Prompt -> Give the listing again exactly, omitting its images.

Data to use ->
━━━━━━━━━━━━━━━━

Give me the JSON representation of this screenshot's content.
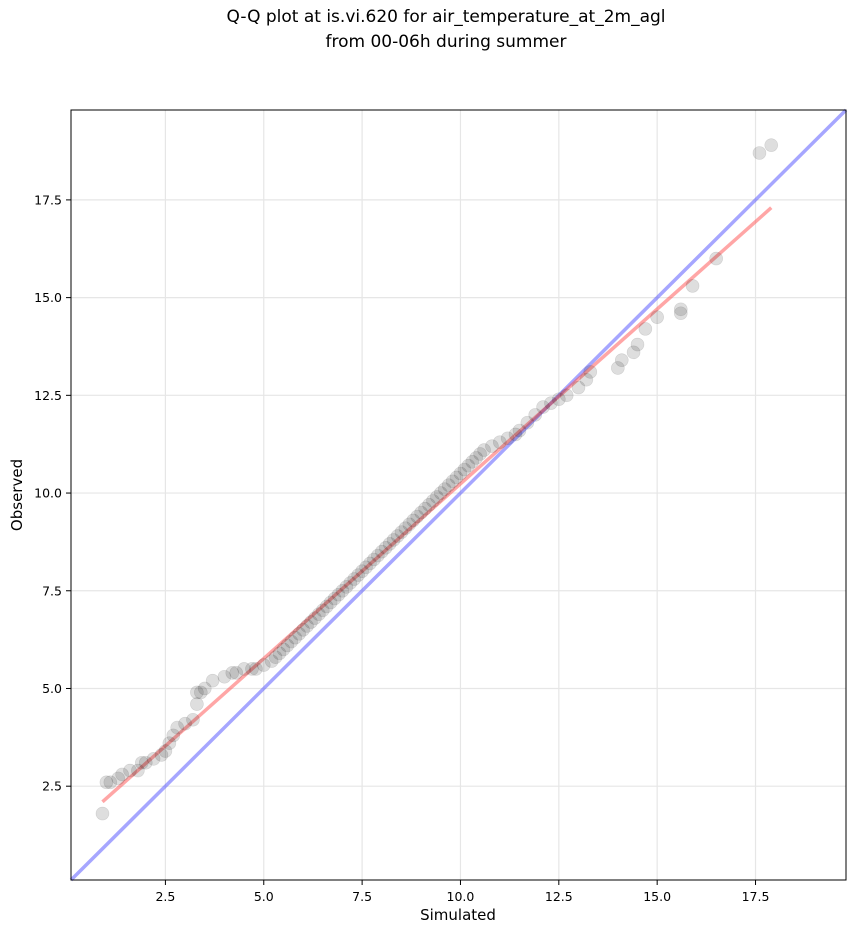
{
  "chart_data": {
    "type": "scatter",
    "title": "Q-Q plot at is.vi.620 for air_temperature_at_2m_agl",
    "subtitle": "from 00-06h during summer",
    "xlabel": "Simulated",
    "ylabel": "Observed",
    "xlim": [
      0.1,
      19.8
    ],
    "ylim": [
      0.1,
      19.8
    ],
    "x_ticks": [
      "2.5",
      "5.0",
      "7.5",
      "10.0",
      "12.5",
      "15.0",
      "17.5"
    ],
    "y_ticks": [
      "2.5",
      "5.0",
      "7.5",
      "10.0",
      "12.5",
      "15.0",
      "17.5"
    ],
    "grid": true,
    "colors": {
      "points": "#000000",
      "fit_line": "#ff4d4d",
      "identity_line": "#4d4dff"
    },
    "identity_line": {
      "x": [
        0.1,
        19.8
      ],
      "y": [
        0.1,
        19.8
      ]
    },
    "fit_line": {
      "x": [
        0.9,
        17.9
      ],
      "y": [
        2.1,
        17.3
      ]
    },
    "points": {
      "x": [
        0.9,
        1.0,
        1.1,
        1.3,
        1.4,
        1.6,
        1.8,
        1.9,
        2.0,
        2.2,
        2.4,
        2.5,
        2.6,
        2.7,
        2.8,
        3.0,
        3.2,
        3.3,
        3.3,
        3.4,
        3.5,
        3.7,
        4.0,
        4.2,
        4.3,
        4.5,
        4.7,
        4.8,
        5.0,
        5.2,
        5.3,
        5.4,
        5.5,
        5.6,
        5.7,
        5.8,
        5.9,
        6.0,
        6.1,
        6.2,
        6.3,
        6.4,
        6.5,
        6.6,
        6.7,
        6.8,
        6.9,
        7.0,
        7.1,
        7.2,
        7.3,
        7.4,
        7.5,
        7.6,
        7.7,
        7.8,
        7.9,
        8.0,
        8.1,
        8.2,
        8.3,
        8.4,
        8.5,
        8.6,
        8.7,
        8.8,
        8.9,
        9.0,
        9.1,
        9.2,
        9.3,
        9.4,
        9.5,
        9.6,
        9.7,
        9.8,
        9.9,
        10.0,
        10.1,
        10.2,
        10.3,
        10.4,
        10.5,
        10.6,
        10.8,
        11.0,
        11.2,
        11.4,
        11.5,
        11.7,
        11.9,
        12.1,
        12.3,
        12.5,
        12.7,
        13.0,
        13.2,
        13.3,
        14.0,
        14.1,
        14.4,
        14.5,
        14.7,
        15.0,
        15.6,
        15.6,
        15.9,
        16.5,
        17.6,
        17.9
      ],
      "y": [
        1.8,
        2.6,
        2.6,
        2.7,
        2.8,
        2.9,
        2.9,
        3.1,
        3.1,
        3.2,
        3.3,
        3.4,
        3.6,
        3.8,
        4.0,
        4.1,
        4.2,
        4.6,
        4.9,
        4.9,
        5.0,
        5.2,
        5.3,
        5.4,
        5.4,
        5.5,
        5.5,
        5.5,
        5.6,
        5.7,
        5.8,
        5.9,
        6.0,
        6.1,
        6.2,
        6.3,
        6.4,
        6.5,
        6.6,
        6.7,
        6.8,
        6.9,
        7.0,
        7.1,
        7.2,
        7.3,
        7.4,
        7.5,
        7.6,
        7.7,
        7.8,
        7.9,
        8.0,
        8.1,
        8.2,
        8.3,
        8.4,
        8.5,
        8.6,
        8.7,
        8.8,
        8.9,
        9.0,
        9.1,
        9.2,
        9.3,
        9.4,
        9.5,
        9.6,
        9.7,
        9.8,
        9.9,
        10.0,
        10.1,
        10.2,
        10.3,
        10.4,
        10.5,
        10.6,
        10.7,
        10.8,
        10.9,
        11.0,
        11.1,
        11.2,
        11.3,
        11.4,
        11.5,
        11.6,
        11.8,
        12.0,
        12.2,
        12.3,
        12.4,
        12.5,
        12.7,
        12.9,
        13.1,
        13.2,
        13.4,
        13.6,
        13.8,
        14.2,
        14.5,
        14.6,
        14.7,
        15.3,
        16.0,
        18.7,
        18.9
      ]
    }
  }
}
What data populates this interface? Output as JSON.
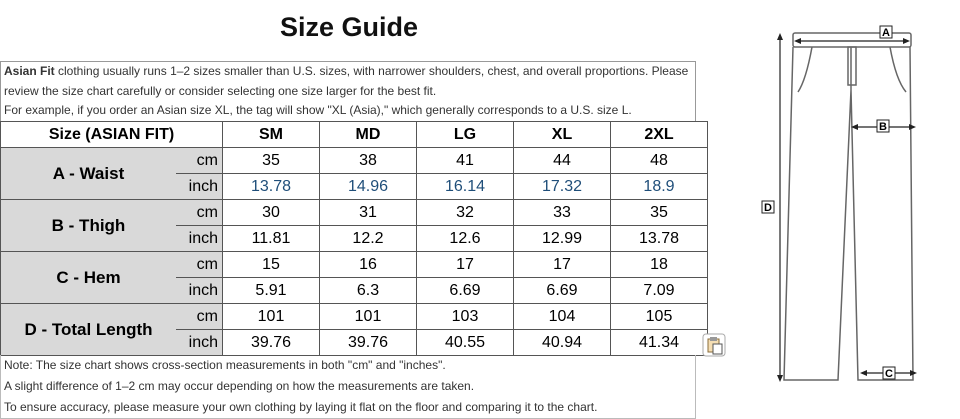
{
  "title": "Size Guide",
  "intro": {
    "bold": "Asian Fit",
    "text": " clothing usually runs 1–2 sizes smaller than U.S. sizes, with narrower shoulders, chest, and overall proportions. Please review the size chart carefully or consider selecting one size larger for the best fit.",
    "example": "For example, if you order an Asian size XL, the tag will show \"XL (Asia),\" which generally corresponds to a U.S. size L."
  },
  "table": {
    "header": [
      "Size (ASIAN FIT)",
      "SM",
      "MD",
      "LG",
      "XL",
      "2XL"
    ],
    "rows": [
      {
        "label": "A - Waist",
        "units": [
          "cm",
          "inch"
        ],
        "values": [
          [
            35,
            38,
            41,
            44,
            48
          ],
          [
            13.78,
            14.96,
            16.14,
            17.32,
            18.9
          ]
        ]
      },
      {
        "label": "B - Thigh",
        "units": [
          "cm",
          "inch"
        ],
        "values": [
          [
            30,
            31,
            32,
            33,
            35
          ],
          [
            11.81,
            12.2,
            12.6,
            12.99,
            13.78
          ]
        ]
      },
      {
        "label": "C - Hem",
        "units": [
          "cm",
          "inch"
        ],
        "values": [
          [
            15,
            16,
            17,
            17,
            18
          ],
          [
            5.91,
            6.3,
            6.69,
            6.69,
            7.09
          ]
        ]
      },
      {
        "label": "D - Total Length",
        "units": [
          "cm",
          "inch"
        ],
        "values": [
          [
            101,
            101,
            103,
            104,
            105
          ],
          [
            39.76,
            39.76,
            40.55,
            40.94,
            41.34
          ]
        ]
      }
    ]
  },
  "notes": [
    "Note: The size chart shows cross-section measurements in both \"cm\" and \"inches\".",
    "A slight difference of 1–2 cm may occur depending on how the measurements are taken.",
    "To ensure accuracy, please measure your own clothing by laying it flat on the floor and comparing it to the chart."
  ],
  "diagram": {
    "labels": [
      "A",
      "B",
      "C",
      "D"
    ]
  }
}
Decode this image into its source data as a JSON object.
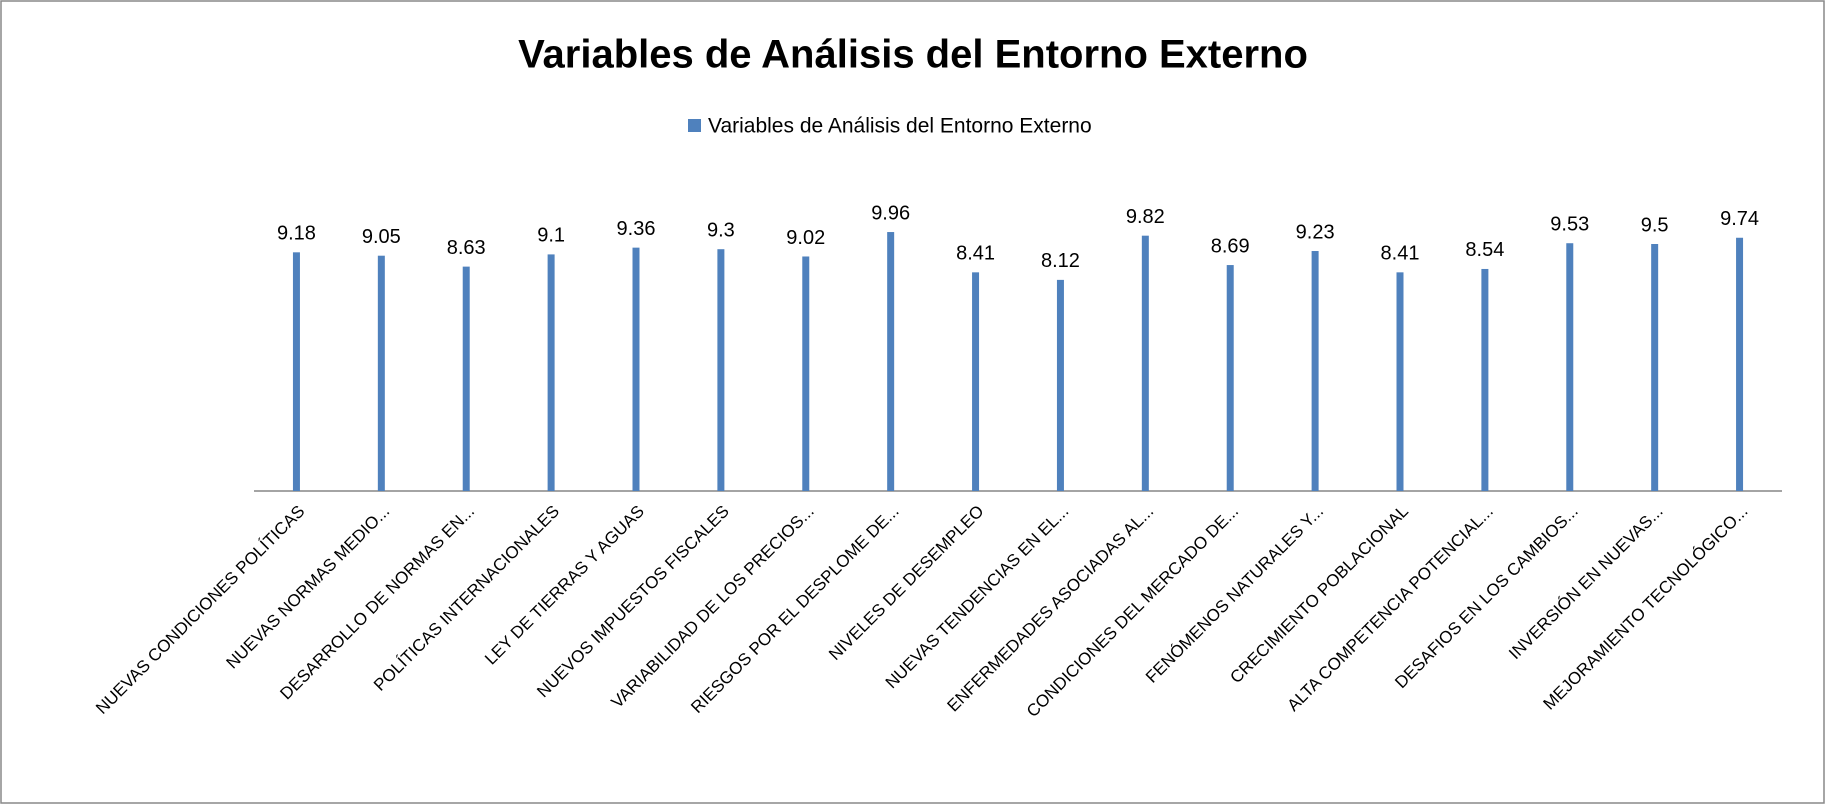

━━━━━━━━━━━━━━━━

Output of the exercise ->
Give me the JSON representation of this screenshot's content.
{
  "chart_data": {
    "type": "scatter",
    "title": "Q-Q plot at is.vi.620 for air_temperature_at_2m_agl",
    "subtitle": "from 00-06h during summer",
    "xlabel": "Simulated",
    "ylabel": "Observed",
    "xlim": [
      0.1,
      19.8
    ],
    "ylim": [
      0.1,
      19.8
    ],
    "x_ticks": [
      "2.5",
      "5.0",
      "7.5",
      "10.0",
      "12.5",
      "15.0",
      "17.5"
    ],
    "y_ticks": [
      "2.5",
      "5.0",
      "7.5",
      "10.0",
      "12.5",
      "15.0",
      "17.5"
    ],
    "grid": true,
    "colors": {
      "points": "#000000",
      "fit_line": "#ff4d4d",
      "identity_line": "#4d4dff"
    },
    "identity_line": {
      "x": [
        0.1,
        19.8
      ],
      "y": [
        0.1,
        19.8
      ]
    },
    "fit_line": {
      "x": [
        0.9,
        17.9
      ],
      "y": [
        2.1,
        17.3
      ]
    },
    "points": {
      "x": [
        0.9,
        1.0,
        1.1,
        1.3,
        1.4,
        1.6,
        1.8,
        1.9,
        2.0,
        2.2,
        2.4,
        2.5,
        2.6,
        2.7,
        2.8,
        3.0,
        3.2,
        3.3,
        3.3,
        3.4,
        3.5,
        3.7,
        4.0,
        4.2,
        4.3,
        4.5,
        4.7,
        4.8,
        5.0,
        5.2,
        5.3,
        5.4,
        5.5,
        5.6,
        5.7,
        5.8,
        5.9,
        6.0,
        6.1,
        6.2,
        6.3,
        6.4,
        6.5,
        6.6,
        6.7,
        6.8,
        6.9,
        7.0,
        7.1,
        7.2,
        7.3,
        7.4,
        7.5,
        7.6,
        7.7,
        7.8,
        7.9,
        8.0,
        8.1,
        8.2,
        8.3,
        8.4,
        8.5,
        8.6,
        8.7,
        8.8,
        8.9,
        9.0,
        9.1,
        9.2,
        9.3,
        9.4,
        9.5,
        9.6,
        9.7,
        9.8,
        9.9,
        10.0,
        10.1,
        10.2,
        10.3,
        10.4,
        10.5,
        10.6,
        10.8,
        11.0,
        11.2,
        11.4,
        11.5,
        11.7,
        11.9,
        12.1,
        12.3,
        12.5,
        12.7,
        13.0,
        13.2,
        13.3,
        14.0,
        14.1,
        14.4,
        14.5,
        14.7,
        15.0,
        15.6,
        15.6,
        15.9,
        16.5,
        17.6,
        17.9
      ],
      "y": [
        1.8,
        2.6,
        2.6,
        2.7,
        2.8,
        2.9,
        2.9,
        3.1,
        3.1,
        3.2,
        3.3,
        3.4,
        3.6,
        3.8,
        4.0,
        4.1,
        4.2,
        4.6,
        4.9,
        4.9,
        5.0,
        5.2,
        5.3,
        5.4,
        5.4,
        5.5,
        5.5,
        5.5,
        5.6,
        5.7,
        5.8,
        5.9,
        6.0,
        6.1,
        6.2,
        6.3,
        6.4,
        6.5,
        6.6,
        6.7,
        6.8,
        6.9,
        7.0,
        7.1,
        7.2,
        7.3,
        7.4,
        7.5,
        7.6,
        7.7,
        7.8,
        7.9,
        8.0,
        8.1,
        8.2,
        8.3,
        8.4,
        8.5,
        8.6,
        8.7,
        8.8,
        8.9,
        9.0,
        9.1,
        9.2,
        9.3,
        9.4,
        9.5,
        9.6,
        9.7,
        9.8,
        9.9,
        10.0,
        10.1,
        10.2,
        10.3,
        10.4,
        10.5,
        10.6,
        10.7,
        10.8,
        10.9,
        11.0,
        11.1,
        11.2,
        11.3,
        11.4,
        11.5,
        11.6,
        11.8,
        12.0,
        12.2,
        12.3,
        12.4,
        12.5,
        12.7,
        12.9,
        13.1,
        13.2,
        13.4,
        13.6,
        13.8,
        14.2,
        14.5,
        14.6,
        14.7,
        15.3,
        16.0,
        18.7,
        18.9
      ]
    }
  }
}
What data populates this interface? Output as JSON.
{
  "title": "Size Guide",
  "intro": {
    "bold": "Asian Fit",
    "text": " clothing usually runs 1–2 sizes smaller than U.S. sizes, with narrower shoulders, chest, and overall proportions. Please review the size chart carefully or consider selecting one size larger for the best fit.",
    "example": "For example, if you order an Asian size XL, the tag will show \"XL (Asia),\" which generally corresponds to a U.S. size L."
  },
  "table": {
    "header": [
      "Size (ASIAN FIT)",
      "SM",
      "MD",
      "LG",
      "XL",
      "2XL"
    ],
    "rows": [
      {
        "label": "A - Waist",
        "units": [
          "cm",
          "inch"
        ],
        "values": [
          [
            35,
            38,
            41,
            44,
            48
          ],
          [
            13.78,
            14.96,
            16.14,
            17.32,
            18.9
          ]
        ]
      },
      {
        "label": "B - Thigh",
        "units": [
          "cm",
          "inch"
        ],
        "values": [
          [
            30,
            31,
            32,
            33,
            35
          ],
          [
            11.81,
            12.2,
            12.6,
            12.99,
            13.78
          ]
        ]
      },
      {
        "label": "C - Hem",
        "units": [
          "cm",
          "inch"
        ],
        "values": [
          [
            15,
            16,
            17,
            17,
            18
          ],
          [
            5.91,
            6.3,
            6.69,
            6.69,
            7.09
          ]
        ]
      },
      {
        "label": "D - Total Length",
        "units": [
          "cm",
          "inch"
        ],
        "values": [
          [
            101,
            101,
            103,
            104,
            105
          ],
          [
            39.76,
            39.76,
            40.55,
            40.94,
            41.34
          ]
        ]
      }
    ]
  },
  "notes": [
    "Note: The size chart shows cross-section measurements in both \"cm\" and \"inches\".",
    "A slight difference of 1–2 cm may occur depending on how the measurements are taken.",
    "To ensure accuracy, please measure your own clothing by laying it flat on the floor and comparing it to the chart."
  ],
  "diagram": {
    "labels": [
      "A",
      "B",
      "C",
      "D"
    ]
  }
}
Decode this image into its source data as a JSON object.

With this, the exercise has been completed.